* _SET EXERCISE 1_:
Which people other than Grathwohl himself does the Larry Grathwohl biography mention by name? List every one.
* _SET EXERCISE 2_:
Continue the Larry Grathwohl biography from the point where it stops.

* _SOURCE PASSAGE_:
---*---

= Larry Grathwohl =

FBI informant

Larry David Grathwohl (October 13, 1947 – July 18, 2013) was a United States Army veteran who infiltrated the Weather Underground as an FBI informant. (Note: Grathwohl is sometimes described as the FBI's only informant inside the organization, but historian Arthur Eckstein writes that there was at least one other person during the same period.) He later testified before the Senate Internal Security Subcommittee and wrote a book about his experiences.

==Life and career==
Grathwohl grew up in Cinncinnati, Ohio. During the Vietnam War, he served in the 2^{nd} Battalion, 502^{nd} Regiment, 101^{st} Airborne Division, from 1965 to 1966. This was a Hatchet Force unit, according to his obituary in The American Spectator. He became a sergeant and was awarded the Bronze Star. He served as a drill instructor at Fort Knox on his return to America.

In August 1969, while attending classes at the University of Cincinnati, he encountered members of Weatherman (then an aboveground organization) selling newspapers and started talking to them. Viewing the group as a threat, he began attending its meetings. After the Days of Rage, he contacted the Justice Department, who referred him to the FBI. Grathwohl was active as an informant between August 1969 and April 1970. He was initially paid $100 per week; the FBI increased his stipend after the Greenwich Village townhouse explosion in March 1970. That month he warned the FBI of bombs placed at the Detroit Police Officers Association which likely would have killed many if they had not been defused. Already under suspicion due to poorly explained absences and questions he had asked about the group's future plans, he was exposed as an informant when he was arrested with Linda Evans and Dianne Donghi on April 15, 1970. After the townhouse explosion, Grathwohl had taped a dog tag to the inside of his shoe so that he could be identified if he was killed. In view of Evans and Donghi, a US Marshal who didn't know that he was an informant found this dog tag and accused him of lying about his name before being quickly quieted by a colleague. In the summer of 1970, the Berkeley Tribe published an article naming him as an informant and "Wanted" posters depicting him circulated in the Berkeley area.

---*---

* _DATASET CONTENT_:
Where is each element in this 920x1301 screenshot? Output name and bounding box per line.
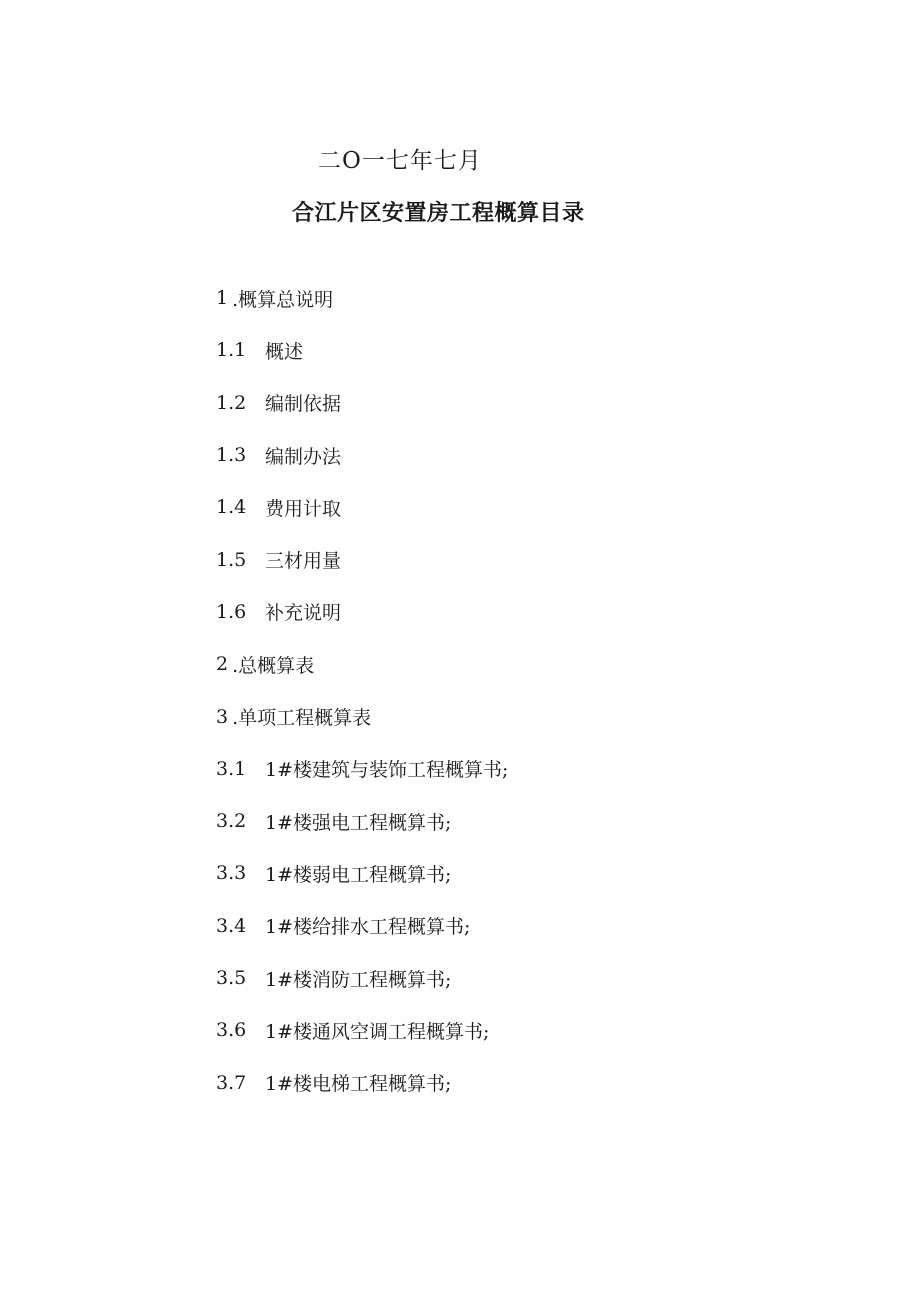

---*---

* _WRITTEN ANSWER 1_:
Arthur Eckstein, Linda Evans, Dianne Donghi

* _WRITTEN ANSWER 2_:
He testified before the Senate Internal Security Subcommittee about his experiences in 1974. In his Senate testimony, he described himself as "politically a liberal, moderate and conservative in other areas — law enforcement being one of my conservative areas." In 1976, he co-wrote a book about his experiences, Bringing Down America: An FBI Informer with the Weathermen. A contemporary review in The Boston Globe concluded: "Readable pulp, the Grathwohl tale is nonetheless an indispensable footnote to a continuing history." He was called as a defense witness when Mark Felt was put on trial for authorizing warrantless searches in 1980. That year, the Associated Press reported that he was working as a "private security agent in the San Francisco area." That same year, he appeared in a CBC documentary in which he alleged that Weather Underground members had been in regular contact with the Cuban intelligence service (the DGI).
Grathwohl played a role in the Bill Ayers 2008 presidential election controversy, accusing Ayers and Bernardine Dohrn of being directly involved in the 1970 San Francisco Police Department Park Station bombing (a claim he had previously made in his 1974 Senate testimony); Ayers dismissed him as a "paid dishonest person." Grathwohl died in 2013, at the age of 65. Fellow informant and political commentator Brandon Darby eulogized him as “a tremendous friend and a valuable resource.”

==Personal life==
Grathwohl was married and divorced, and had three children. In a 1976 interview, he attributed his divorce to his work as an informant.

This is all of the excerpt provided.